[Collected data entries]
^^^^
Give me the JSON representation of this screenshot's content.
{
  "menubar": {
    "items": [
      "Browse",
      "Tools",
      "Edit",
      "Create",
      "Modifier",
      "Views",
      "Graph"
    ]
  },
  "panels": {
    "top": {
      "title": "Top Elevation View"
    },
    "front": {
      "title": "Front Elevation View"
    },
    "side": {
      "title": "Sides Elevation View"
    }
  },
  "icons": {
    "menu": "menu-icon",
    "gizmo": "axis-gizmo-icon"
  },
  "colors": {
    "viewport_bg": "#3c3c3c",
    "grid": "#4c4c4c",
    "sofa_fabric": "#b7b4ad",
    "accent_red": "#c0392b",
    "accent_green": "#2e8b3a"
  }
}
^^^^
**DIRECTIVE**
Nothing should be changed: write out all of the data as is.

**SOLUTION BELOW**
Give me the JSON representation of this screenshot's content.
{
  "menubar": {
    "items": [
      "Browse",
      "Tools",
      "Edit",
      "Create",
      "Modifier",
      "Views",
      "Graph"
    ]
  },
  "panels": {
    "top": {
      "title": "Top Elevation View"
    },
    "front": {
      "title": "Front Elevation View"
    },
    "side": {
      "title": "Sides Elevation View"
    }
  },
  "icons": {
    "menu": "menu-icon",
    "gizmo": "axis-gizmo-icon"
  },
  "colors": {
    "viewport_bg": "#3c3c3c",
    "grid": "#4c4c4c",
    "sofa_fabric": "#b7b4ad",
    "accent_red": "#c0392b",
    "accent_green": "#2e8b3a"
  }
}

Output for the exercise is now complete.